====== Excerpted records ======
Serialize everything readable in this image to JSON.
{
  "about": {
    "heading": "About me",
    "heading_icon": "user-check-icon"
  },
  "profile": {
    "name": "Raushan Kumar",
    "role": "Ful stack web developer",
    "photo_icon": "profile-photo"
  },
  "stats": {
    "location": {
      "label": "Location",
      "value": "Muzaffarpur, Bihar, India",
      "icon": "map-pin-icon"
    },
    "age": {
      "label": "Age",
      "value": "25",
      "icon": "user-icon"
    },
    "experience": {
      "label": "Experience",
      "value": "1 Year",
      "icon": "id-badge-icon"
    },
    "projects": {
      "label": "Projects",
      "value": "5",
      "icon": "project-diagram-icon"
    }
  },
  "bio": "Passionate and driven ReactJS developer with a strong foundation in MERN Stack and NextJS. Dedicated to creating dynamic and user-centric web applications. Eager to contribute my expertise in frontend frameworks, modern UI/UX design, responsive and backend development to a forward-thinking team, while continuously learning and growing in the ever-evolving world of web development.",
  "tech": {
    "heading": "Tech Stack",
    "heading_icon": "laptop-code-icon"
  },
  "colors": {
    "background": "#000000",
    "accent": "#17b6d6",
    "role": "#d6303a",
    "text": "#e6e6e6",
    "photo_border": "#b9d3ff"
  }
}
======
====== Excerpted records ======
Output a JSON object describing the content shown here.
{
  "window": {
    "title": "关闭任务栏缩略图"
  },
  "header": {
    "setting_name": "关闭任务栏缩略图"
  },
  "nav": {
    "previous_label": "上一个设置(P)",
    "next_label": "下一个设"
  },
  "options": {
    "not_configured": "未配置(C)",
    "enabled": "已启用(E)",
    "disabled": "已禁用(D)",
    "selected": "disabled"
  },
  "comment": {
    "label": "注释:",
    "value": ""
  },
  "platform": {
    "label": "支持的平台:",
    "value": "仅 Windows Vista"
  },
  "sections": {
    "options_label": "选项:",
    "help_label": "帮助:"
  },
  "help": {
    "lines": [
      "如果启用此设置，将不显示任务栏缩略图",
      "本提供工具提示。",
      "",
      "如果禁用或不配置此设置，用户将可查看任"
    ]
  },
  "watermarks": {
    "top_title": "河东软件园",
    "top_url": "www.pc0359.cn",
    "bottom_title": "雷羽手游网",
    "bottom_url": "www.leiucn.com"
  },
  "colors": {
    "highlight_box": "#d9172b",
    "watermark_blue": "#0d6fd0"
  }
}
======
Set exercise:
From the entries above, extract every line where the word "JSON" appears.

Solution to this exercise:
Serialize everything readable in this image to JSON.
Output a JSON object describing the content shown here.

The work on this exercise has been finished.